--- begin ---

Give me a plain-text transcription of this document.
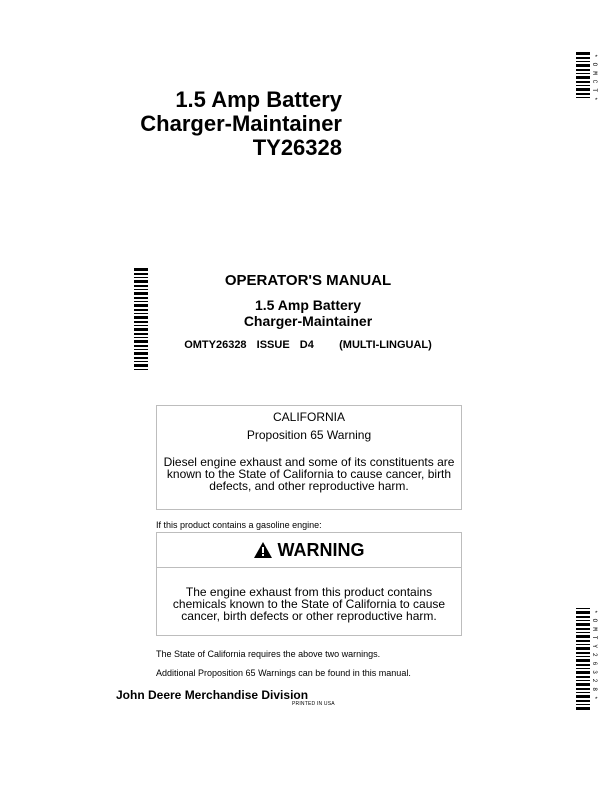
1.5 Amp Battery
Charger-Maintainer
TY26328
*OMCT*
OPERATOR'S MANUAL
1.5 Amp Battery
Charger-Maintainer
OMTY26328  ISSUE  D4     (MULTI-LINGUAL)
CALIFORNIA
Proposition 65 Warning
Diesel engine exhaust and some of its constituents are known to the State of California to cause cancer, birth defects, and other reproductive harm.
If this product contains a gasoline engine:
WARNING
The engine exhaust from this product contains chemicals known to the State of California to cause cancer, birth defects or other reproductive harm.
The State of California requires the above two warnings.
Additional Proposition 65 Warnings can be found in this manual.
John Deere Merchandise Division
PRINTED IN USA	*OMTY26328*
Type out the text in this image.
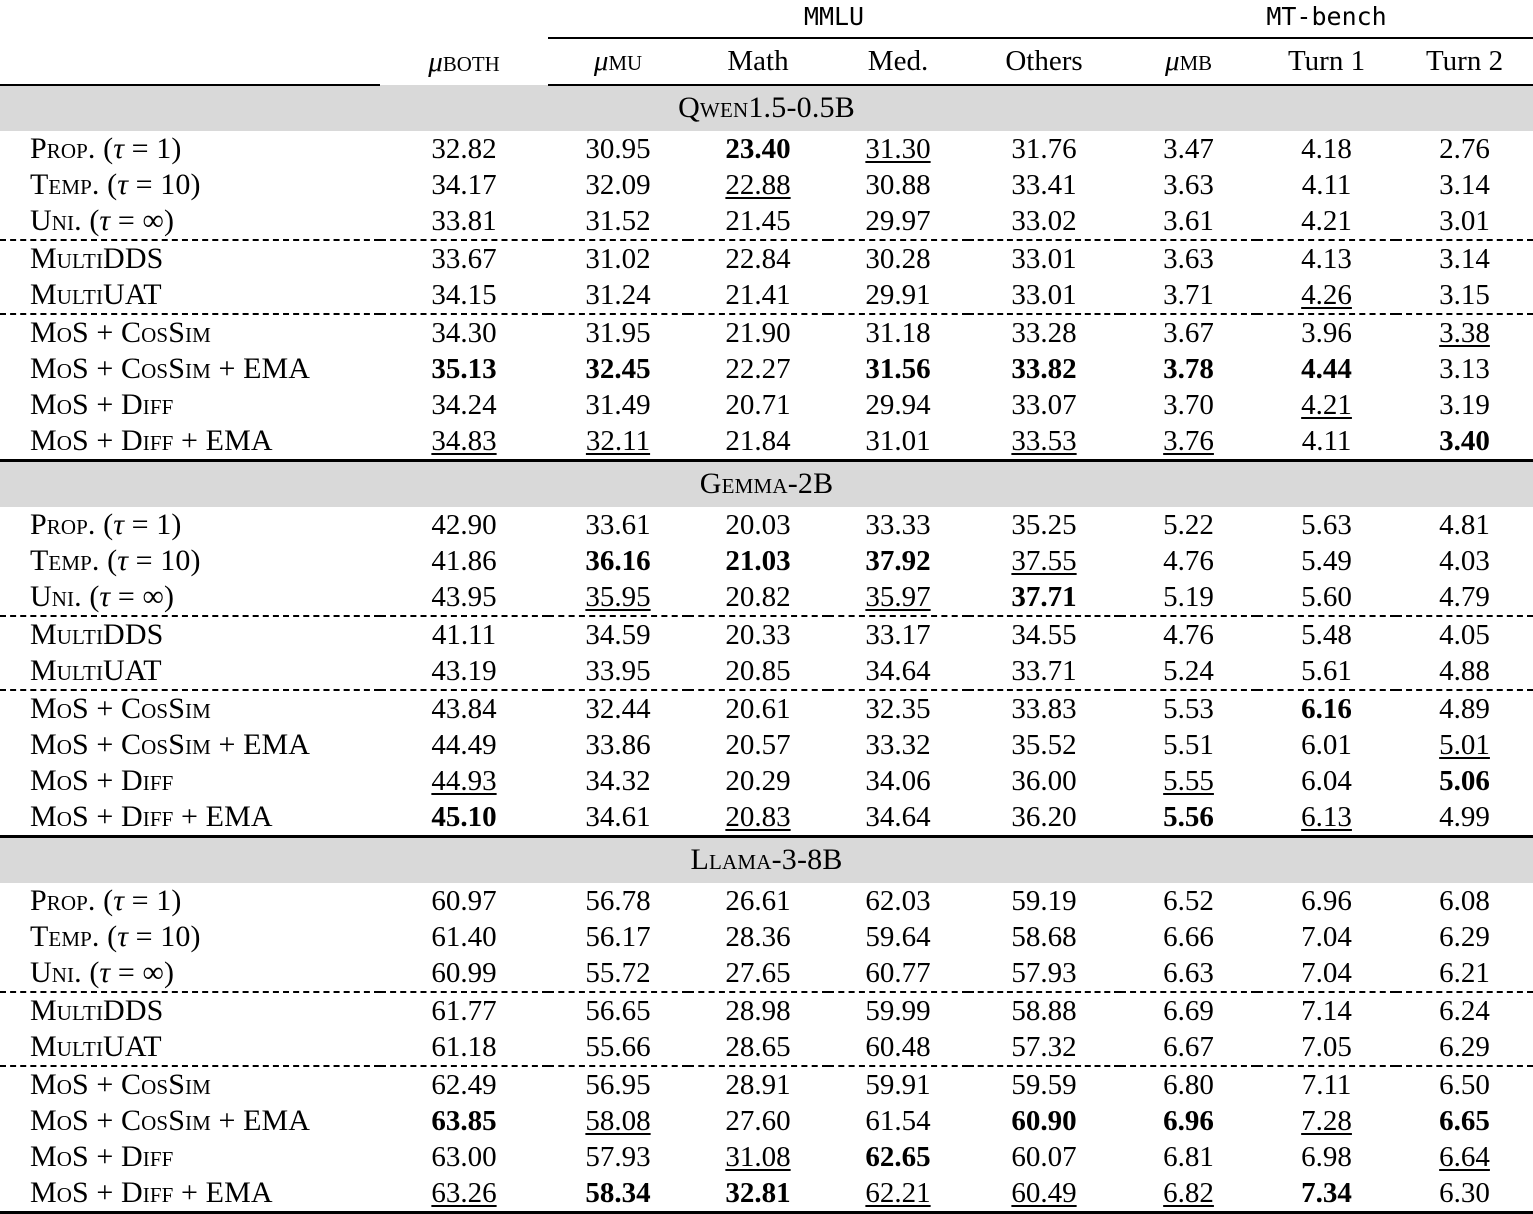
	μBOTH	MMLU				MT-bench		
		μMU	Math	Med.	Others	μMB	Turn 1	Turn 2
Qwen1.5-0.5B								
Prop. (τ = 1)	32.82	30.95	23.40	31.30	31.76	3.47	4.18	2.76
Temp. (τ = 10)	34.17	32.09	22.88	30.88	33.41	3.63	4.11	3.14
Uni. (τ = ∞)	33.81	31.52	21.45	29.97	33.02	3.61	4.21	3.01
MultiDDS	33.67	31.02	22.84	30.28	33.01	3.63	4.13	3.14
MultiUAT	34.15	31.24	21.41	29.91	33.01	3.71	4.26	3.15
MoS + CosSim	34.30	31.95	21.90	31.18	33.28	3.67	3.96	3.38
MoS + CosSim + EMA	35.13	32.45	22.27	31.56	33.82	3.78	4.44	3.13
MoS + Diff	34.24	31.49	20.71	29.94	33.07	3.70	4.21	3.19
MoS + Diff + EMA	34.83	32.11	21.84	31.01	33.53	3.76	4.11	3.40
Gemma-2B								
Prop. (τ = 1)	42.90	33.61	20.03	33.33	35.25	5.22	5.63	4.81
Temp. (τ = 10)	41.86	36.16	21.03	37.92	37.55	4.76	5.49	4.03
Uni. (τ = ∞)	43.95	35.95	20.82	35.97	37.71	5.19	5.60	4.79
MultiDDS	41.11	34.59	20.33	33.17	34.55	4.76	5.48	4.05
MultiUAT	43.19	33.95	20.85	34.64	33.71	5.24	5.61	4.88
MoS + CosSim	43.84	32.44	20.61	32.35	33.83	5.53	6.16	4.89
MoS + CosSim + EMA	44.49	33.86	20.57	33.32	35.52	5.51	6.01	5.01
MoS + Diff	44.93	34.32	20.29	34.06	36.00	5.55	6.04	5.06
MoS + Diff + EMA	45.10	34.61	20.83	34.64	36.20	5.56	6.13	4.99
Llama-3-8B								
Prop. (τ = 1)	60.97	56.78	26.61	62.03	59.19	6.52	6.96	6.08
Temp. (τ = 10)	61.40	56.17	28.36	59.64	58.68	6.66	7.04	6.29
Uni. (τ = ∞)	60.99	55.72	27.65	60.77	57.93	6.63	7.04	6.21
MultiDDS	61.77	56.65	28.98	59.99	58.88	6.69	7.14	6.24
MultiUAT	61.18	55.66	28.65	60.48	57.32	6.67	7.05	6.29
MoS + CosSim	62.49	56.95	28.91	59.91	59.59	6.80	7.11	6.50
MoS + CosSim + EMA	63.85	58.08	27.60	61.54	60.90	6.96	7.28	6.65
MoS + Diff	63.00	57.93	31.08	62.65	60.07	6.81	6.98	6.64
MoS + Diff + EMA	63.26	58.34	32.81	62.21	60.49	6.82	7.34	6.30
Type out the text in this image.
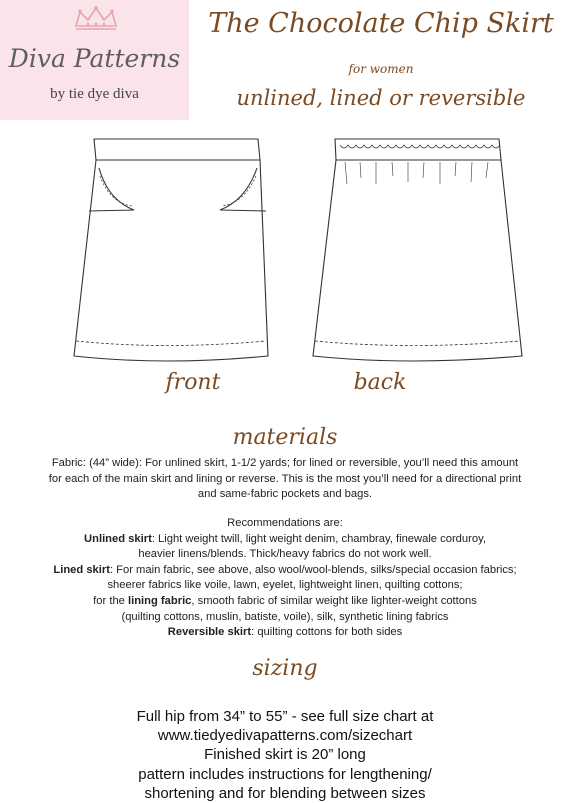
Diva Patterns
by tie dye diva
The Chocolate Chip Skirt
for women
unlined, lined or reversible
front	back
materials
Fabric: (44” wide): For unlined skirt, 1-1/2 yards; for lined or reversible, you’ll need this amount
for each of the main skirt and lining or reverse. This is the most you’ll need for a directional print
and same-fabric pockets and bags.
Recommendations are:
Unlined skirt: Light weight twill, light weight denim, chambray, finewale corduroy,
heavier linens/blends. Thick/heavy fabrics do not work well.
Lined skirt: For main fabric, see above, also wool/wool-blends, silks/special occasion fabrics;
sheerer fabrics like voile, lawn, eyelet, lightweight linen, quilting cottons;
for the lining fabric, smooth fabric of similar weight like lighter-weight cottons
(quilting cottons, muslin, batiste, voile), silk, synthetic lining fabrics
Reversible skirt: quilting cottons for both sides
sizing
Full hip from 34” to 55” - see full size chart at
www.tiedyedivapatterns.com/sizechart
Finished skirt is 20” long
pattern includes instructions for lengthening/
shortening and for blending between sizes
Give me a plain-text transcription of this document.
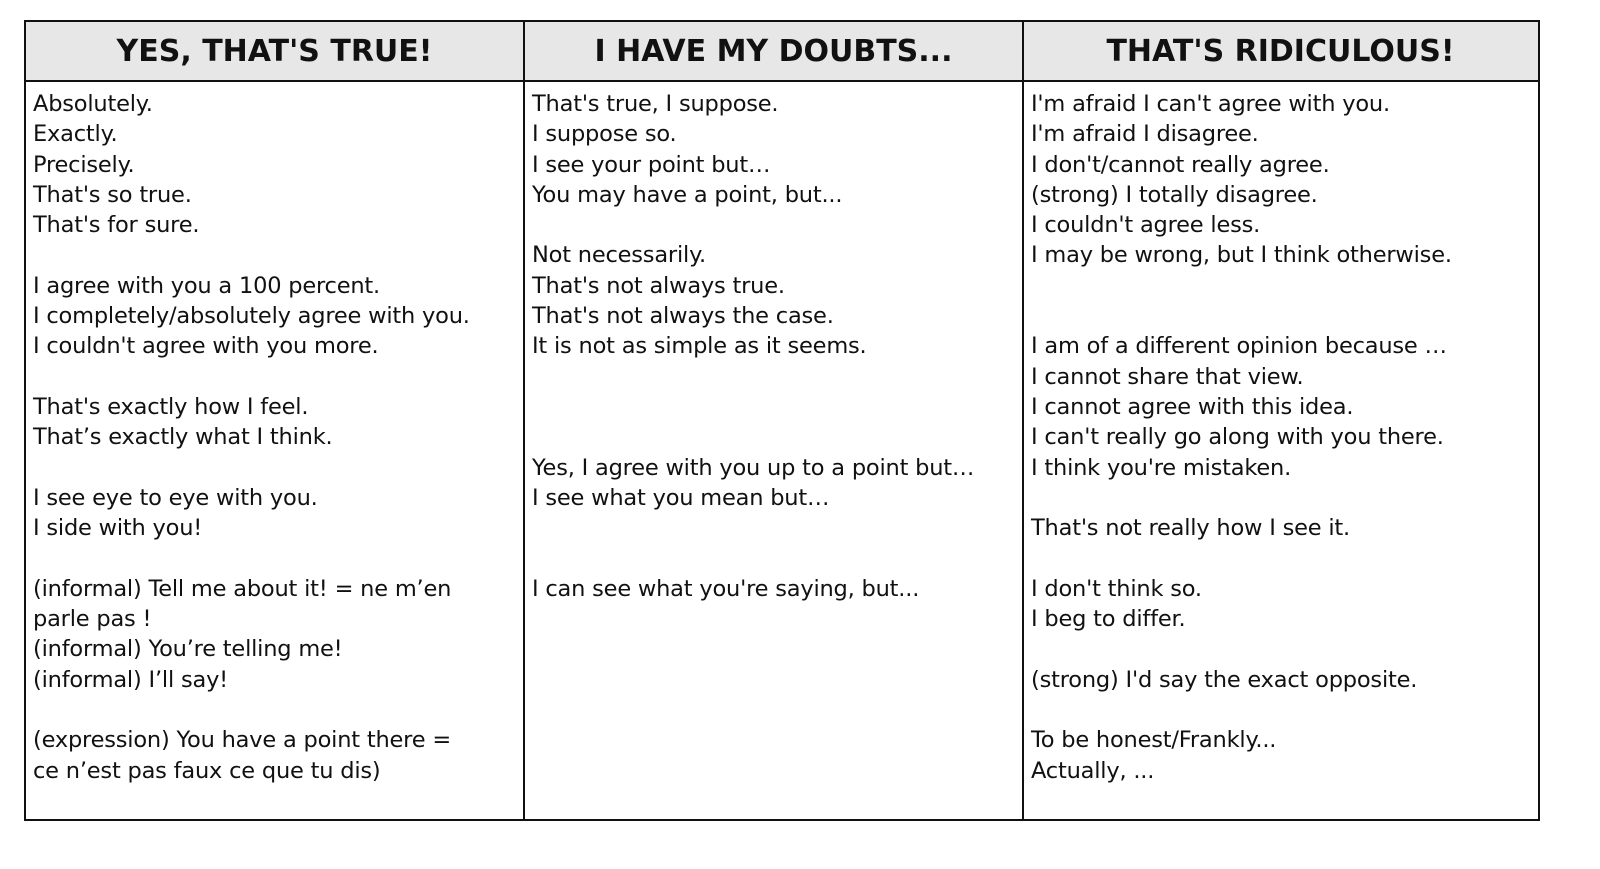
YES, THAT'S TRUE!	I HAVE MY DOUBTS...	THAT'S RIDICULOUS!
Absolutely.
Exactly.
Precisely.
That's so true.
That's for sure.
I agree with you a 100 percent.
I completely/absolutely agree with you.
I couldn't agree with you more.
That's exactly how I feel.
That’s exactly what I think.
I see eye to eye with you.
I side with you!
(informal) Tell me about it! = ne m’en
parle pas !
(informal) You’re telling me!
(informal) I’ll say!
(expression) You have a point there =
ce n’est pas faux ce que tu dis)
That's true, I suppose.
I suppose so.
I see your point but…
You may have a point, but...
Not necessarily.
That's not always true.
That's not always the case.
It is not as simple as it seems.
Yes, I agree with you up to a point but…
I see what you mean but…
I can see what you're saying, but...
I'm afraid I can't agree with you.
I'm afraid I disagree.
I don't/cannot really agree.
(strong) I totally disagree.
I couldn't agree less.
I may be wrong, but I think otherwise.
I am of a different opinion because …
I cannot share that view.
I cannot agree with this idea.
I can't really go along with you there.
I think you're mistaken.
That's not really how I see it.
I don't think so.
I beg to differ.
(strong) I'd say the exact opposite.
To be honest/Frankly...
Actually, ...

--- end ---

WHAT TO DO:
Leave out all pictures, then copy the remaining material exactly.

RESULT:
Give me a plain-text transcription of this document.
1.5 Amp Battery
Charger-Maintainer
TY26328
*OMCT*
OPERATOR'S MANUAL
1.5 Amp Battery
Charger-Maintainer
OMTY26328  ISSUE  D4     (MULTI-LINGUAL)
CALIFORNIA
Proposition 65 Warning
Diesel engine exhaust and some of its constituents are known to the State of California to cause cancer, birth defects, and other reproductive harm.
If this product contains a gasoline engine:
WARNING
The engine exhaust from this product contains chemicals known to the State of California to cause cancer, birth defects or other reproductive harm.
The State of California requires the above two warnings.
Additional Proposition 65 Warnings can be found in this manual.
John Deere Merchandise Division
PRINTED IN USA	*OMTY26328*
Type out the text in this image.
	μBOTH	MMLU				MT-bench		
		μMU	Math	Med.	Others	μMB	Turn 1	Turn 2
Qwen1.5-0.5B								
Prop. (τ = 1)	32.82	30.95	23.40	31.30	31.76	3.47	4.18	2.76
Temp. (τ = 10)	34.17	32.09	22.88	30.88	33.41	3.63	4.11	3.14
Uni. (τ = ∞)	33.81	31.52	21.45	29.97	33.02	3.61	4.21	3.01
MultiDDS	33.67	31.02	22.84	30.28	33.01	3.63	4.13	3.14
MultiUAT	34.15	31.24	21.41	29.91	33.01	3.71	4.26	3.15
MoS + CosSim	34.30	31.95	21.90	31.18	33.28	3.67	3.96	3.38
MoS + CosSim + EMA	35.13	32.45	22.27	31.56	33.82	3.78	4.44	3.13
MoS + Diff	34.24	31.49	20.71	29.94	33.07	3.70	4.21	3.19
MoS + Diff + EMA	34.83	32.11	21.84	31.01	33.53	3.76	4.11	3.40
Gemma-2B								
Prop. (τ = 1)	42.90	33.61	20.03	33.33	35.25	5.22	5.63	4.81
Temp. (τ = 10)	41.86	36.16	21.03	37.92	37.55	4.76	5.49	4.03
Uni. (τ = ∞)	43.95	35.95	20.82	35.97	37.71	5.19	5.60	4.79
MultiDDS	41.11	34.59	20.33	33.17	34.55	4.76	5.48	4.05
MultiUAT	43.19	33.95	20.85	34.64	33.71	5.24	5.61	4.88
MoS + CosSim	43.84	32.44	20.61	32.35	33.83	5.53	6.16	4.89
MoS + CosSim + EMA	44.49	33.86	20.57	33.32	35.52	5.51	6.01	5.01
MoS + Diff	44.93	34.32	20.29	34.06	36.00	5.55	6.04	5.06
MoS + Diff + EMA	45.10	34.61	20.83	34.64	36.20	5.56	6.13	4.99
Llama-3-8B								
Prop. (τ = 1)	60.97	56.78	26.61	62.03	59.19	6.52	6.96	6.08
Temp. (τ = 10)	61.40	56.17	28.36	59.64	58.68	6.66	7.04	6.29
Uni. (τ = ∞)	60.99	55.72	27.65	60.77	57.93	6.63	7.04	6.21
MultiDDS	61.77	56.65	28.98	59.99	58.88	6.69	7.14	6.24
MultiUAT	61.18	55.66	28.65	60.48	57.32	6.67	7.05	6.29
MoS + CosSim	62.49	56.95	28.91	59.91	59.59	6.80	7.11	6.50
MoS + CosSim + EMA	63.85	58.08	27.60	61.54	60.90	6.96	7.28	6.65
MoS + Diff	63.00	57.93	31.08	62.65	60.07	6.81	6.98	6.64
MoS + Diff + EMA	63.26	58.34	32.81	62.21	60.49	6.82	7.34	6.30
Type out the text in this image.
Diva Patterns
by tie dye diva
The Chocolate Chip Skirt
for women
unlined, lined or reversible
front	back
materials
Fabric: (44” wide): For unlined skirt, 1-1/2 yards; for lined or reversible, you’ll need this amount
for each of the main skirt and lining or reverse. This is the most you’ll need for a directional print
and same-fabric pockets and bags.
Recommendations are:
Unlined skirt: Light weight twill, light weight denim, chambray, finewale corduroy,
heavier linens/blends. Thick/heavy fabrics do not work well.
Lined skirt: For main fabric, see above, also wool/wool-blends, silks/special occasion fabrics;
sheerer fabrics like voile, lawn, eyelet, lightweight linen, quilting cottons;
for the lining fabric, smooth fabric of similar weight like lighter-weight cottons
(quilting cottons, muslin, batiste, voile), silk, synthetic lining fabrics
Reversible skirt: quilting cottons for both sides
sizing
Full hip from 34” to 55” - see full size chart at
www.tiedyedivapatterns.com/sizechart
Finished skirt is 20” long
pattern includes instructions for lengthening/
shortening and for blending between sizes
Give me a plain-text transcription of this document.
YES, THAT'S TRUE!	I HAVE MY DOUBTS...	THAT'S RIDICULOUS!
Absolutely.
Exactly.
Precisely.
That's so true.
That's for sure.
I agree with you a 100 percent.
I completely/absolutely agree with you.
I couldn't agree with you more.
That's exactly how I feel.
That’s exactly what I think.
I see eye to eye with you.
I side with you!
(informal) Tell me about it! = ne m’en
parle pas !
(informal) You’re telling me!
(informal) I’ll say!
(expression) You have a point there =
ce n’est pas faux ce que tu dis)
That's true, I suppose.
I suppose so.
I see your point but…
You may have a point, but...
Not necessarily.
That's not always true.
That's not always the case.
It is not as simple as it seems.
Yes, I agree with you up to a point but…
I see what you mean but…
I can see what you're saying, but...
I'm afraid I can't agree with you.
I'm afraid I disagree.
I don't/cannot really agree.
(strong) I totally disagree.
I couldn't agree less.
I may be wrong, but I think otherwise.
I am of a different opinion because …
I cannot share that view.
I cannot agree with this idea.
I can't really go along with you there.
I think you're mistaken.
That's not really how I see it.
I don't think so.
I beg to differ.
(strong) I'd say the exact opposite.
To be honest/Frankly...
Actually, ...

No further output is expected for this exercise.